Render every entry verbatim.

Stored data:
** START **

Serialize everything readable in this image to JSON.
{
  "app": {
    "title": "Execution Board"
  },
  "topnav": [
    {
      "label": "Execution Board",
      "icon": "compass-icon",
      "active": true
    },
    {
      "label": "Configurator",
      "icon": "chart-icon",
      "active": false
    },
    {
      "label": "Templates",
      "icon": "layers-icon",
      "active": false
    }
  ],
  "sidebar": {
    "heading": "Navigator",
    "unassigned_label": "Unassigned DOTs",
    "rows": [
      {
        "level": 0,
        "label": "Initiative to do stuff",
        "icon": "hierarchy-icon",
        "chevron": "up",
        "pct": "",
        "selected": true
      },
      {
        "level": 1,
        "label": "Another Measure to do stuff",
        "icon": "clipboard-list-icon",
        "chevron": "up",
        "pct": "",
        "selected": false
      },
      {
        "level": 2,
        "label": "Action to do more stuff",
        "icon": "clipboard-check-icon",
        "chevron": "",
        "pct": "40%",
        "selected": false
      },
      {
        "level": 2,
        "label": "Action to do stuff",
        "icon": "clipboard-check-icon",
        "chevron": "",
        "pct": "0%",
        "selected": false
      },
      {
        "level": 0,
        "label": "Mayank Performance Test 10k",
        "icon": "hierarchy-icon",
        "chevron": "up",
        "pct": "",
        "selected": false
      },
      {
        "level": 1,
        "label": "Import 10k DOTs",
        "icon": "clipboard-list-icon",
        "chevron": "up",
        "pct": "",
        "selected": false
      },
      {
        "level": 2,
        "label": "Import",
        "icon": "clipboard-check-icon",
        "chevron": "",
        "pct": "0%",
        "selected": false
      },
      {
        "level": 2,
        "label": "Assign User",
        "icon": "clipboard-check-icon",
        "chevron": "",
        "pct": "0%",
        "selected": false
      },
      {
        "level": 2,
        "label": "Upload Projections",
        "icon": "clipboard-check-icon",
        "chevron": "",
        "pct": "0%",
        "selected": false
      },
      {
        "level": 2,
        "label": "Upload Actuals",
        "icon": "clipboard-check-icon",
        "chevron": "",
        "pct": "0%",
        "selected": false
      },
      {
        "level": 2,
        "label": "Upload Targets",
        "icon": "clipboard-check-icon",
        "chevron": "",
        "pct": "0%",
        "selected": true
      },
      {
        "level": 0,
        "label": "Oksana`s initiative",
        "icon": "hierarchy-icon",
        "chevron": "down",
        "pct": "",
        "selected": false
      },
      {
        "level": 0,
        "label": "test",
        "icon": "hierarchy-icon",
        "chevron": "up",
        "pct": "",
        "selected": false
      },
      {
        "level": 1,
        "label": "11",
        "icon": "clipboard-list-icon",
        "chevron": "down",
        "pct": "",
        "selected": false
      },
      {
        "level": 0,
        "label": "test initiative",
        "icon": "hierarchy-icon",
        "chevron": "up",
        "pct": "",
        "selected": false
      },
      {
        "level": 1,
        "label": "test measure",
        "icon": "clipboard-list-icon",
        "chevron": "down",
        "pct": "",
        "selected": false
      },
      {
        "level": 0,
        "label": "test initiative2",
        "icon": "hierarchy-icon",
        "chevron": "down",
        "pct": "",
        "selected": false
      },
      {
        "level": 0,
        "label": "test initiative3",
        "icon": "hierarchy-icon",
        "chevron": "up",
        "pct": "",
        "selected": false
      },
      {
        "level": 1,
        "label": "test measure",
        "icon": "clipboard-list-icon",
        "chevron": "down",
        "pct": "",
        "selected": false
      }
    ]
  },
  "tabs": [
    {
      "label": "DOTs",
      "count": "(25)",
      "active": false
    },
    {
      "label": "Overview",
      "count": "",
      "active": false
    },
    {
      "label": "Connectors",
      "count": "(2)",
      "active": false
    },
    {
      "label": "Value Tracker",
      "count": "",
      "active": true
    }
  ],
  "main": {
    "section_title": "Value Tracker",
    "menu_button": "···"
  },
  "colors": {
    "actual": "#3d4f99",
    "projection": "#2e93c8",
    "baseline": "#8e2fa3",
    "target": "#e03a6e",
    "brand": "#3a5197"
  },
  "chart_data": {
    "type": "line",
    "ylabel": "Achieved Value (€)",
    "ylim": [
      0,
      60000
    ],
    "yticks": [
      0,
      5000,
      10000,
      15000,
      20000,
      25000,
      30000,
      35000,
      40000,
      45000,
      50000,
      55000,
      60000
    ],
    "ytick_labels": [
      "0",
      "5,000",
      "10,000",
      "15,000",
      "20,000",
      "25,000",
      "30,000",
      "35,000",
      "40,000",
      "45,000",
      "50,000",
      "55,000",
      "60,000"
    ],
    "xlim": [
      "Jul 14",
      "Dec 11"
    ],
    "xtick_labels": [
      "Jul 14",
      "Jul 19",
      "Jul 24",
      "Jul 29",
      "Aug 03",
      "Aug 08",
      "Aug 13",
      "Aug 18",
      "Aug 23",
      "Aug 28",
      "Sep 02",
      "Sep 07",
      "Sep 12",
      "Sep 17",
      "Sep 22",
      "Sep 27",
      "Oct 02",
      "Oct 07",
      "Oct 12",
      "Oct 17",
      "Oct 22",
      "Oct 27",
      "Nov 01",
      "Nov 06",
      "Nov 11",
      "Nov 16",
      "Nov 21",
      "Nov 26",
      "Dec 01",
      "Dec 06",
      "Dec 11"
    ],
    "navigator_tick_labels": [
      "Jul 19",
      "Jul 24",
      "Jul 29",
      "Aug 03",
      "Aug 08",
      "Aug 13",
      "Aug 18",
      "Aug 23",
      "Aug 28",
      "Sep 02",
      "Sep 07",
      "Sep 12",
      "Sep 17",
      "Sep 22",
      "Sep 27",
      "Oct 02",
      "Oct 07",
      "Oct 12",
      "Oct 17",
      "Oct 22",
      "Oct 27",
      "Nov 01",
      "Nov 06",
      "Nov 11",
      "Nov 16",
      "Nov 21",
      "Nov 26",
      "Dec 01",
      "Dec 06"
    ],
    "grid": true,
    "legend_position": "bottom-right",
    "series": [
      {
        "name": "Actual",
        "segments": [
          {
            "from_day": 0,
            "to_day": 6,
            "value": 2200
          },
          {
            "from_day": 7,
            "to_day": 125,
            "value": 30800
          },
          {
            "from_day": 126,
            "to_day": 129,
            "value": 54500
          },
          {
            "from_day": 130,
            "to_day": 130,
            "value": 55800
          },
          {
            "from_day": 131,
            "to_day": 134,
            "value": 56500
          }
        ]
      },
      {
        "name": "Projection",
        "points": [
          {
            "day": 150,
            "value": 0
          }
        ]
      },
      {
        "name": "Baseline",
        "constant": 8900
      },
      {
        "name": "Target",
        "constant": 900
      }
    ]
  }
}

** END **

**IN RESPONSE**
Serialize everything readable in this image to JSON.
{
  "app": {
    "title": "Execution Board"
  },
  "topnav": [
    {
      "label": "Execution Board",
      "icon": "compass-icon",
      "active": true
    },
    {
      "label": "Configurator",
      "icon": "chart-icon",
      "active": false
    },
    {
      "label": "Templates",
      "icon": "layers-icon",
      "active": false
    }
  ],
  "sidebar": {
    "heading": "Navigator",
    "unassigned_label": "Unassigned DOTs",
    "rows": [
      {
        "level": 0,
        "label": "Initiative to do stuff",
        "icon": "hierarchy-icon",
        "chevron": "up",
        "pct": "",
        "selected": true
      },
      {
        "level": 1,
        "label": "Another Measure to do stuff",
        "icon": "clipboard-list-icon",
        "chevron": "up",
        "pct": "",
        "selected": false
      },
      {
        "level": 2,
        "label": "Action to do more stuff",
        "icon": "clipboard-check-icon",
        "chevron": "",
        "pct": "40%",
        "selected": false
      },
      {
        "level": 2,
        "label": "Action to do stuff",
        "icon": "clipboard-check-icon",
        "chevron": "",
        "pct": "0%",
        "selected": false
      },
      {
        "level": 0,
        "label": "Mayank Performance Test 10k",
        "icon": "hierarchy-icon",
        "chevron": "up",
        "pct": "",
        "selected": false
      },
      {
        "level": 1,
        "label": "Import 10k DOTs",
        "icon": "clipboard-list-icon",
        "chevron": "up",
        "pct": "",
        "selected": false
      },
      {
        "level": 2,
        "label": "Import",
        "icon": "clipboard-check-icon",
        "chevron": "",
        "pct": "0%",
        "selected": false
      },
      {
        "level": 2,
        "label": "Assign User",
        "icon": "clipboard-check-icon",
        "chevron": "",
        "pct": "0%",
        "selected": false
      },
      {
        "level": 2,
        "label": "Upload Projections",
        "icon": "clipboard-check-icon",
        "chevron": "",
        "pct": "0%",
        "selected": false
      },
      {
        "level": 2,
        "label": "Upload Actuals",
        "icon": "clipboard-check-icon",
        "chevron": "",
        "pct": "0%",
        "selected": false
      },
      {
        "level": 2,
        "label": "Upload Targets",
        "icon": "clipboard-check-icon",
        "chevron": "",
        "pct": "0%",
        "selected": true
      },
      {
        "level": 0,
        "label": "Oksana`s initiative",
        "icon": "hierarchy-icon",
        "chevron": "down",
        "pct": "",
        "selected": false
      },
      {
        "level": 0,
        "label": "test",
        "icon": "hierarchy-icon",
        "chevron": "up",
        "pct": "",
        "selected": false
      },
      {
        "level": 1,
        "label": "11",
        "icon": "clipboard-list-icon",
        "chevron": "down",
        "pct": "",
        "selected": false
      },
      {
        "level": 0,
        "label": "test initiative",
        "icon": "hierarchy-icon",
        "chevron": "up",
        "pct": "",
        "selected": false
      },
      {
        "level": 1,
        "label": "test measure",
        "icon": "clipboard-list-icon",
        "chevron": "down",
        "pct": "",
        "selected": false
      },
      {
        "level": 0,
        "label": "test initiative2",
        "icon": "hierarchy-icon",
        "chevron": "down",
        "pct": "",
        "selected": false
      },
      {
        "level": 0,
        "label": "test initiative3",
        "icon": "hierarchy-icon",
        "chevron": "up",
        "pct": "",
        "selected": false
      },
      {
        "level": 1,
        "label": "test measure",
        "icon": "clipboard-list-icon",
        "chevron": "down",
        "pct": "",
        "selected": false
      }
    ]
  },
  "tabs": [
    {
      "label": "DOTs",
      "count": "(25)",
      "active": false
    },
    {
      "label": "Overview",
      "count": "",
      "active": false
    },
    {
      "label": "Connectors",
      "count": "(2)",
      "active": false
    },
    {
      "label": "Value Tracker",
      "count": "",
      "active": true
    }
  ],
  "main": {
    "section_title": "Value Tracker",
    "menu_button": "···"
  },
  "colors": {
    "actual": "#3d4f99",
    "projection": "#2e93c8",
    "baseline": "#8e2fa3",
    "target": "#e03a6e",
    "brand": "#3a5197"
  },
  "chart_data": {
    "type": "line",
    "ylabel": "Achieved Value (€)",
    "ylim": [
      0,
      60000
    ],
    "yticks": [
      0,
      5000,
      10000,
      15000,
      20000,
      25000,
      30000,
      35000,
      40000,
      45000,
      50000,
      55000,
      60000
    ],
    "ytick_labels": [
      "0",
      "5,000",
      "10,000",
      "15,000",
      "20,000",
      "25,000",
      "30,000",
      "35,000",
      "40,000",
      "45,000",
      "50,000",
      "55,000",
      "60,000"
    ],
    "xlim": [
      "Jul 14",
      "Dec 11"
    ],
    "xtick_labels": [
      "Jul 14",
      "Jul 19",
      "Jul 24",
      "Jul 29",
      "Aug 03",
      "Aug 08",
      "Aug 13",
      "Aug 18",
      "Aug 23",
      "Aug 28",
      "Sep 02",
      "Sep 07",
      "Sep 12",
      "Sep 17",
      "Sep 22",
      "Sep 27",
      "Oct 02",
      "Oct 07",
      "Oct 12",
      "Oct 17",
      "Oct 22",
      "Oct 27",
      "Nov 01",
      "Nov 06",
      "Nov 11",
      "Nov 16",
      "Nov 21",
      "Nov 26",
      "Dec 01",
      "Dec 06",
      "Dec 11"
    ],
    "navigator_tick_labels": [
      "Jul 19",
      "Jul 24",
      "Jul 29",
      "Aug 03",
      "Aug 08",
      "Aug 13",
      "Aug 18",
      "Aug 23",
      "Aug 28",
      "Sep 02",
      "Sep 07",
      "Sep 12",
      "Sep 17",
      "Sep 22",
      "Sep 27",
      "Oct 02",
      "Oct 07",
      "Oct 12",
      "Oct 17",
      "Oct 22",
      "Oct 27",
      "Nov 01",
      "Nov 06",
      "Nov 11",
      "Nov 16",
      "Nov 21",
      "Nov 26",
      "Dec 01",
      "Dec 06"
    ],
    "grid": true,
    "legend_position": "bottom-right",
    "series": [
      {
        "name": "Actual",
        "segments": [
          {
            "from_day": 0,
            "to_day": 6,
            "value": 2200
          },
          {
            "from_day": 7,
            "to_day": 125,
            "value": 30800
          },
          {
            "from_day": 126,
            "to_day": 129,
            "value": 54500
          },
          {
            "from_day": 130,
            "to_day": 130,
            "value": 55800
          },
          {
            "from_day": 131,
            "to_day": 134,
            "value": 56500
          }
        ]
      },
      {
        "name": "Projection",
        "points": [
          {
            "day": 150,
            "value": 0
          }
        ]
      },
      {
        "name": "Baseline",
        "constant": 8900
      },
      {
        "name": "Target",
        "constant": 900
      }
    ]
  }
}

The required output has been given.